§ **Exercise**: The data below must be copied in full and without any change.

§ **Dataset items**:
════════════════════

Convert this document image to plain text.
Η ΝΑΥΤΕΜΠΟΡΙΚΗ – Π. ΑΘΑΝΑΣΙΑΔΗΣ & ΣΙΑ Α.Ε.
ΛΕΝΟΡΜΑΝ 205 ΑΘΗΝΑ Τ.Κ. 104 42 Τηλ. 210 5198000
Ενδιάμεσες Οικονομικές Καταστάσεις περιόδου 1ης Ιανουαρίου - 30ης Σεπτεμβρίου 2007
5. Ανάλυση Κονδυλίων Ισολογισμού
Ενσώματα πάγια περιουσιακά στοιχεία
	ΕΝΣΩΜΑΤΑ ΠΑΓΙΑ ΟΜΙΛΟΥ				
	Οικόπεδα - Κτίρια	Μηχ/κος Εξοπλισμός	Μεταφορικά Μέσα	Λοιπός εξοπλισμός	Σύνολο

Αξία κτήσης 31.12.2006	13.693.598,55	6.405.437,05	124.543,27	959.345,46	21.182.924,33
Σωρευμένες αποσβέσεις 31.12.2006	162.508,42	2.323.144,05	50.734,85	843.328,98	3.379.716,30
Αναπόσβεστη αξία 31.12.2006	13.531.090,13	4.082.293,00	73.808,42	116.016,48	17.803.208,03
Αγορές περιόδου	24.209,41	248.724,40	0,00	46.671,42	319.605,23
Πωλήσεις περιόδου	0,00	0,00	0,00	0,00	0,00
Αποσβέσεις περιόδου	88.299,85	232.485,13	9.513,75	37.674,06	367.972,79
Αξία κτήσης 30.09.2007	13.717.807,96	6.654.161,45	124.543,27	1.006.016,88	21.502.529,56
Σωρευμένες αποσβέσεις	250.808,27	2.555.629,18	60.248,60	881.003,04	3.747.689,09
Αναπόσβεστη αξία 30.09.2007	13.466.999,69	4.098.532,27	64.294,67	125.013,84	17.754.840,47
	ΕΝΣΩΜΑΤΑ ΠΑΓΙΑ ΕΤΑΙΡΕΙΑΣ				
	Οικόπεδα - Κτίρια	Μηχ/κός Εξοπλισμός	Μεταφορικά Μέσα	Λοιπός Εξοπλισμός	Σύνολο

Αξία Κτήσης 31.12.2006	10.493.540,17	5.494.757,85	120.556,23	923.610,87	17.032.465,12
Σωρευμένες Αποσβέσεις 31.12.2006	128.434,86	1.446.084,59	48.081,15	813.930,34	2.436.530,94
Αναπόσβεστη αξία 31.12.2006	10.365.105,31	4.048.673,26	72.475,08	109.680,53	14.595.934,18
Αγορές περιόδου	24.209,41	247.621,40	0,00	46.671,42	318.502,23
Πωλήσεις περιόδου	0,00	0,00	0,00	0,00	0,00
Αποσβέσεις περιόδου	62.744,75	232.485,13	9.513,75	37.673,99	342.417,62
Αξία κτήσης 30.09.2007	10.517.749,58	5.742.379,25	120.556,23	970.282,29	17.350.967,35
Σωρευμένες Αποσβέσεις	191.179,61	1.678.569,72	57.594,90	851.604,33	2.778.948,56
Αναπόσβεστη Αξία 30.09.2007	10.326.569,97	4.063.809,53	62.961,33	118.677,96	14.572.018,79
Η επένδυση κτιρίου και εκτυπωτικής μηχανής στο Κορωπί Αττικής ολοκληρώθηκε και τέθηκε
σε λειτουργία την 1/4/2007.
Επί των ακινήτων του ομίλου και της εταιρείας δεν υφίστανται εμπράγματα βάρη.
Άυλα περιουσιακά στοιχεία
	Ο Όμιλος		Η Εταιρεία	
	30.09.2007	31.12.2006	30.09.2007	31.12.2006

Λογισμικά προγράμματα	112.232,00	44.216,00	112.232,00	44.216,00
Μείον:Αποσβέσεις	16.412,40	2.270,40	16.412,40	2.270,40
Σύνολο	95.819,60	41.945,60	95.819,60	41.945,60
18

════════════════════

§ **Output below**:
Convert this document image to plain text.
Η ΝΑΥΤΕΜΠΟΡΙΚΗ – Π. ΑΘΑΝΑΣΙΑΔΗΣ & ΣΙΑ Α.Ε.
ΛΕΝΟΡΜΑΝ 205 ΑΘΗΝΑ Τ.Κ. 104 42 Τηλ. 210 5198000
Ενδιάμεσες Οικονομικές Καταστάσεις περιόδου 1ης Ιανουαρίου - 30ης Σεπτεμβρίου 2007
5. Ανάλυση Κονδυλίων Ισολογισμού
Ενσώματα πάγια περιουσιακά στοιχεία
	ΕΝΣΩΜΑΤΑ ΠΑΓΙΑ ΟΜΙΛΟΥ				
	Οικόπεδα - Κτίρια	Μηχ/κος Εξοπλισμός	Μεταφορικά Μέσα	Λοιπός εξοπλισμός	Σύνολο

Αξία κτήσης 31.12.2006	13.693.598,55	6.405.437,05	124.543,27	959.345,46	21.182.924,33
Σωρευμένες αποσβέσεις 31.12.2006	162.508,42	2.323.144,05	50.734,85	843.328,98	3.379.716,30
Αναπόσβεστη αξία 31.12.2006	13.531.090,13	4.082.293,00	73.808,42	116.016,48	17.803.208,03
Αγορές περιόδου	24.209,41	248.724,40	0,00	46.671,42	319.605,23
Πωλήσεις περιόδου	0,00	0,00	0,00	0,00	0,00
Αποσβέσεις περιόδου	88.299,85	232.485,13	9.513,75	37.674,06	367.972,79
Αξία κτήσης 30.09.2007	13.717.807,96	6.654.161,45	124.543,27	1.006.016,88	21.502.529,56
Σωρευμένες αποσβέσεις	250.808,27	2.555.629,18	60.248,60	881.003,04	3.747.689,09
Αναπόσβεστη αξία 30.09.2007	13.466.999,69	4.098.532,27	64.294,67	125.013,84	17.754.840,47
	ΕΝΣΩΜΑΤΑ ΠΑΓΙΑ ΕΤΑΙΡΕΙΑΣ				
	Οικόπεδα - Κτίρια	Μηχ/κός Εξοπλισμός	Μεταφορικά Μέσα	Λοιπός Εξοπλισμός	Σύνολο

Αξία Κτήσης 31.12.2006	10.493.540,17	5.494.757,85	120.556,23	923.610,87	17.032.465,12
Σωρευμένες Αποσβέσεις 31.12.2006	128.434,86	1.446.084,59	48.081,15	813.930,34	2.436.530,94
Αναπόσβεστη αξία 31.12.2006	10.365.105,31	4.048.673,26	72.475,08	109.680,53	14.595.934,18
Αγορές περιόδου	24.209,41	247.621,40	0,00	46.671,42	318.502,23
Πωλήσεις περιόδου	0,00	0,00	0,00	0,00	0,00
Αποσβέσεις περιόδου	62.744,75	232.485,13	9.513,75	37.673,99	342.417,62
Αξία κτήσης 30.09.2007	10.517.749,58	5.742.379,25	120.556,23	970.282,29	17.350.967,35
Σωρευμένες Αποσβέσεις	191.179,61	1.678.569,72	57.594,90	851.604,33	2.778.948,56
Αναπόσβεστη Αξία 30.09.2007	10.326.569,97	4.063.809,53	62.961,33	118.677,96	14.572.018,79
Η επένδυση κτιρίου και εκτυπωτικής μηχανής στο Κορωπί Αττικής ολοκληρώθηκε και τέθηκε
σε λειτουργία την 1/4/2007.
Επί των ακινήτων του ομίλου και της εταιρείας δεν υφίστανται εμπράγματα βάρη.
Άυλα περιουσιακά στοιχεία
	Ο Όμιλος		Η Εταιρεία	
	30.09.2007	31.12.2006	30.09.2007	31.12.2006

Λογισμικά προγράμματα	112.232,00	44.216,00	112.232,00	44.216,00
Μείον:Αποσβέσεις	16.412,40	2.270,40	16.412,40	2.270,40
Σύνολο	95.819,60	41.945,60	95.819,60	41.945,60
18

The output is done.